Please swap every "cell-country" in the lines below for "cell-region", keeping everything else unchanged and leaving the pictures out of your answer.

○ ○ ○ ○

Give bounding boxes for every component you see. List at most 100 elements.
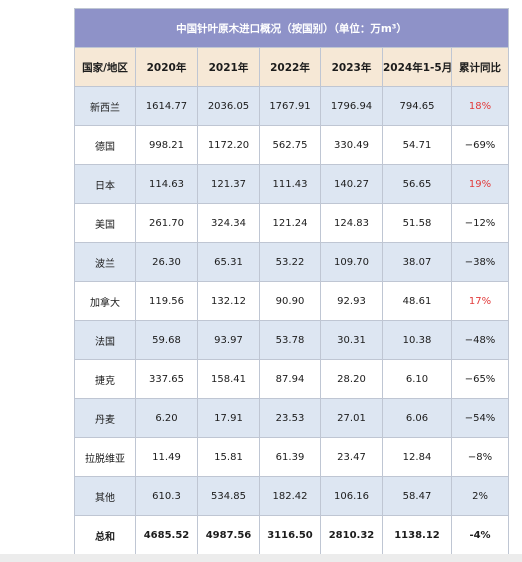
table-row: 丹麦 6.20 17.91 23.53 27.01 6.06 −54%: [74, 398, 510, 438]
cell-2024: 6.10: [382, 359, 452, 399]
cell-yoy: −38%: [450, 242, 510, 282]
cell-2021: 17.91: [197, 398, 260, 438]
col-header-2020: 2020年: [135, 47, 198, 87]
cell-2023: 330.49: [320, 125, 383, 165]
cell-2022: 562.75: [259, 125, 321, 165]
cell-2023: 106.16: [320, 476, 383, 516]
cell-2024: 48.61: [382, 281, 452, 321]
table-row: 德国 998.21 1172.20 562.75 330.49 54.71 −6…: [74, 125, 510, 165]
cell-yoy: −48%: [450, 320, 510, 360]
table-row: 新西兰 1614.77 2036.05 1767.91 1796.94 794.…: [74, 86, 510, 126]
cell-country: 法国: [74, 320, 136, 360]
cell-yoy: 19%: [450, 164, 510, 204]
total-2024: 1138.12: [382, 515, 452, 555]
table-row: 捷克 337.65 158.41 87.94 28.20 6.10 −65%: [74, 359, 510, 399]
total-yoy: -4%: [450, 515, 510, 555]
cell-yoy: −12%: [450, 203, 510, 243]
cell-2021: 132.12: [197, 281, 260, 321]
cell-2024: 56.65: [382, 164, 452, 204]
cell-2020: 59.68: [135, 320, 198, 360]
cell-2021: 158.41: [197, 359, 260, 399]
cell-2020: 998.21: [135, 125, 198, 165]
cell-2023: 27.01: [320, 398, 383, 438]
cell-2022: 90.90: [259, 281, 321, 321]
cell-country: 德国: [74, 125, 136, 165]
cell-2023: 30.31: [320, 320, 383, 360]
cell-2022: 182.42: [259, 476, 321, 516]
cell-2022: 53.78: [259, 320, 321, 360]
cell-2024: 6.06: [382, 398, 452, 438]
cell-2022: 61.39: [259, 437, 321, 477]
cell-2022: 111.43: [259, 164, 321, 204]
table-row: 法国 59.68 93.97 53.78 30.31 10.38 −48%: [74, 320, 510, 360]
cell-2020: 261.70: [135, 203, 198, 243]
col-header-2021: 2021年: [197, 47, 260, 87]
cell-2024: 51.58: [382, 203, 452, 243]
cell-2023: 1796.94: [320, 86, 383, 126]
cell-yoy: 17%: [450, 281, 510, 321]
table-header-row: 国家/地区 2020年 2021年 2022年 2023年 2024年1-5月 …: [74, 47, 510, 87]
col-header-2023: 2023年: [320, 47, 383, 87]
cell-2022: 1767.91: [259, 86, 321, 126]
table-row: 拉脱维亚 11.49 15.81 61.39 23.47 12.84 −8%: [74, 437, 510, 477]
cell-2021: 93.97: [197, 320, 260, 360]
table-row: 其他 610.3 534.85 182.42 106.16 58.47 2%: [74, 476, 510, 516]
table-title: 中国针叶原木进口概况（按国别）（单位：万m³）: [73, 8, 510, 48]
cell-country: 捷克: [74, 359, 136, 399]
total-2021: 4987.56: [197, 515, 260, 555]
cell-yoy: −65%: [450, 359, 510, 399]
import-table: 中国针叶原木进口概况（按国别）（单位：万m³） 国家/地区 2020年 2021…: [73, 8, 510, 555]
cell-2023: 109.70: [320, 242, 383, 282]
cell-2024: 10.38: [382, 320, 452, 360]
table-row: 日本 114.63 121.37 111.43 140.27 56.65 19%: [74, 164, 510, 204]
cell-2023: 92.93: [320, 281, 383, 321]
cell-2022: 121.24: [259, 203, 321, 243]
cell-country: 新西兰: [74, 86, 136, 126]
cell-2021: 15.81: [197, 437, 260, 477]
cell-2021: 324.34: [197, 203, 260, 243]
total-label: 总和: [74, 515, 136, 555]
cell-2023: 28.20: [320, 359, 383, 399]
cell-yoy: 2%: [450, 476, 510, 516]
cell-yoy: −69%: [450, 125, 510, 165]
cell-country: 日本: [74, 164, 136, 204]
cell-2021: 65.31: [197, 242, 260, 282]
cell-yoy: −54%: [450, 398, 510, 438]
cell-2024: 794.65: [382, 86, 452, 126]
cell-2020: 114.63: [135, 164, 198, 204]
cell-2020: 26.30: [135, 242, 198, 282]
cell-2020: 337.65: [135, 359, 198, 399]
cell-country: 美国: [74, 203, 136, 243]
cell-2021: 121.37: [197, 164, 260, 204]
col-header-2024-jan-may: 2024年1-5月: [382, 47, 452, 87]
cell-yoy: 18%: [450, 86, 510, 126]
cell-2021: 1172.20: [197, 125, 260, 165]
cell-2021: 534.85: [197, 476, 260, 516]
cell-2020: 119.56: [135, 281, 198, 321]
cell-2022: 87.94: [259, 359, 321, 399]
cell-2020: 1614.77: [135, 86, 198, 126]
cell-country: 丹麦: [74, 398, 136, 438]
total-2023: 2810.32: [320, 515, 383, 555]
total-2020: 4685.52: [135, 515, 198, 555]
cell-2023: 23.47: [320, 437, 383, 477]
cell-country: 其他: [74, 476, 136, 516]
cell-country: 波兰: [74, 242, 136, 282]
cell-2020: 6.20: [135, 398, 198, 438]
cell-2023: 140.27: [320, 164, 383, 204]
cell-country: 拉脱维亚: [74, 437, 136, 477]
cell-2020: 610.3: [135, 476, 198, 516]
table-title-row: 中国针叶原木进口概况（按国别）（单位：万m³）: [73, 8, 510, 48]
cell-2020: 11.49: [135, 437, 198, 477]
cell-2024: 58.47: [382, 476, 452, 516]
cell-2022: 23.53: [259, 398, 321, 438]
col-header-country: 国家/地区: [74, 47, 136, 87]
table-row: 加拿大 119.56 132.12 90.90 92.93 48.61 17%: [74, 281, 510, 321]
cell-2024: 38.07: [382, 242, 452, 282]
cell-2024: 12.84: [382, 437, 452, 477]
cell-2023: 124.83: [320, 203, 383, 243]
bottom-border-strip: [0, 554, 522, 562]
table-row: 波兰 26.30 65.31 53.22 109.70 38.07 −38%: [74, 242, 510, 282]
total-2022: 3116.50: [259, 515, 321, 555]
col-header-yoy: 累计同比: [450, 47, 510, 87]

○ ○ ○ ○

TASK RESULT:
Give bounding boxes for every component you see. List at most 100 elements.
table-row: 丹麦 6.20 17.91 23.53 27.01 6.06 −54%: [74, 398, 510, 438]
cell-2024: 6.10: [382, 359, 452, 399]
cell-yoy: −38%: [450, 242, 510, 282]
cell-2021: 17.91: [197, 398, 260, 438]
col-header-2020: 2020年: [135, 47, 198, 87]
cell-2023: 330.49: [320, 125, 383, 165]
cell-2022: 562.75: [259, 125, 321, 165]
cell-2023: 106.16: [320, 476, 383, 516]
cell-2024: 48.61: [382, 281, 452, 321]
table-row: 德国 998.21 1172.20 562.75 330.49 54.71 −6…: [74, 125, 510, 165]
cell-yoy: −48%: [450, 320, 510, 360]
table-row: 新西兰 1614.77 2036.05 1767.91 1796.94 794.…: [74, 86, 510, 126]
cell-region: 法国: [74, 320, 136, 360]
cell-yoy: 19%: [450, 164, 510, 204]
total-2024: 1138.12: [382, 515, 452, 555]
table-row: 捷克 337.65 158.41 87.94 28.20 6.10 −65%: [74, 359, 510, 399]
total-yoy: -4%: [450, 515, 510, 555]
cell-yoy: −12%: [450, 203, 510, 243]
cell-2021: 132.12: [197, 281, 260, 321]
cell-2024: 56.65: [382, 164, 452, 204]
cell-2020: 59.68: [135, 320, 198, 360]
cell-2021: 158.41: [197, 359, 260, 399]
cell-2020: 998.21: [135, 125, 198, 165]
cell-2023: 27.01: [320, 398, 383, 438]
cell-2022: 90.90: [259, 281, 321, 321]
cell-region: 德国: [74, 125, 136, 165]
cell-2023: 30.31: [320, 320, 383, 360]
cell-2022: 182.42: [259, 476, 321, 516]
cell-2022: 53.78: [259, 320, 321, 360]
cell-2024: 6.06: [382, 398, 452, 438]
cell-2022: 61.39: [259, 437, 321, 477]
cell-2022: 111.43: [259, 164, 321, 204]
table-row: 法国 59.68 93.97 53.78 30.31 10.38 −48%: [74, 320, 510, 360]
cell-2020: 261.70: [135, 203, 198, 243]
col-header-2021: 2021年: [197, 47, 260, 87]
cell-2024: 51.58: [382, 203, 452, 243]
cell-2023: 1796.94: [320, 86, 383, 126]
cell-yoy: 17%: [450, 281, 510, 321]
table-header-row: 国家/地区 2020年 2021年 2022年 2023年 2024年1-5月 …: [74, 47, 510, 87]
col-header-2023: 2023年: [320, 47, 383, 87]
cell-2022: 1767.91: [259, 86, 321, 126]
table-row: 拉脱维亚 11.49 15.81 61.39 23.47 12.84 −8%: [74, 437, 510, 477]
cell-2021: 93.97: [197, 320, 260, 360]
table-row: 其他 610.3 534.85 182.42 106.16 58.47 2%: [74, 476, 510, 516]
table-title: 中国针叶原木进口概况（按国别）（单位：万m³）: [73, 8, 510, 48]
cell-region: 捷克: [74, 359, 136, 399]
total-2021: 4987.56: [197, 515, 260, 555]
cell-yoy: −65%: [450, 359, 510, 399]
import-table: 中国针叶原木进口概况（按国别）（单位：万m³） 国家/地区 2020年 2021…: [73, 8, 510, 555]
cell-2023: 109.70: [320, 242, 383, 282]
cell-2024: 10.38: [382, 320, 452, 360]
table-row: 日本 114.63 121.37 111.43 140.27 56.65 19%: [74, 164, 510, 204]
cell-2023: 92.93: [320, 281, 383, 321]
cell-2022: 121.24: [259, 203, 321, 243]
cell-region: 新西兰: [74, 86, 136, 126]
cell-2021: 15.81: [197, 437, 260, 477]
cell-2021: 324.34: [197, 203, 260, 243]
total-label: 总和: [74, 515, 136, 555]
cell-2023: 28.20: [320, 359, 383, 399]
cell-yoy: 2%: [450, 476, 510, 516]
cell-yoy: −69%: [450, 125, 510, 165]
cell-region: 日本: [74, 164, 136, 204]
cell-2021: 65.31: [197, 242, 260, 282]
cell-yoy: −54%: [450, 398, 510, 438]
cell-2024: 794.65: [382, 86, 452, 126]
cell-2020: 114.63: [135, 164, 198, 204]
cell-2020: 26.30: [135, 242, 198, 282]
cell-2020: 337.65: [135, 359, 198, 399]
cell-region: 美国: [74, 203, 136, 243]
cell-2021: 121.37: [197, 164, 260, 204]
col-header-2024-jan-may: 2024年1-5月: [382, 47, 452, 87]
cell-yoy: 18%: [450, 86, 510, 126]
cell-2021: 1172.20: [197, 125, 260, 165]
cell-2021: 534.85: [197, 476, 260, 516]
cell-2020: 119.56: [135, 281, 198, 321]
cell-2022: 87.94: [259, 359, 321, 399]
cell-2020: 1614.77: [135, 86, 198, 126]
cell-region: 丹麦: [74, 398, 136, 438]
total-2023: 2810.32: [320, 515, 383, 555]
total-2020: 4685.52: [135, 515, 198, 555]
cell-2023: 23.47: [320, 437, 383, 477]
cell-region: 其他: [74, 476, 136, 516]
cell-region: 波兰: [74, 242, 136, 282]
cell-2020: 6.20: [135, 398, 198, 438]
cell-2023: 140.27: [320, 164, 383, 204]
cell-region: 拉脱维亚: [74, 437, 136, 477]
cell-2020: 610.3: [135, 476, 198, 516]
table-title-row: 中国针叶原木进口概况（按国别）（单位：万m³）: [73, 8, 510, 48]
cell-2020: 11.49: [135, 437, 198, 477]
cell-2024: 58.47: [382, 476, 452, 516]
cell-2022: 23.53: [259, 398, 321, 438]
col-header-country: 国家/地区: [74, 47, 136, 87]
table-row: 加拿大 119.56 132.12 90.90 92.93 48.61 17%: [74, 281, 510, 321]
cell-2024: 38.07: [382, 242, 452, 282]
cell-2024: 12.84: [382, 437, 452, 477]
cell-2023: 124.83: [320, 203, 383, 243]
bottom-border-strip: [0, 554, 522, 562]
table-row: 波兰 26.30 65.31 53.22 109.70 38.07 −38%: [74, 242, 510, 282]
total-2022: 3116.50: [259, 515, 321, 555]
col-header-yoy: 累计同比: [450, 47, 510, 87]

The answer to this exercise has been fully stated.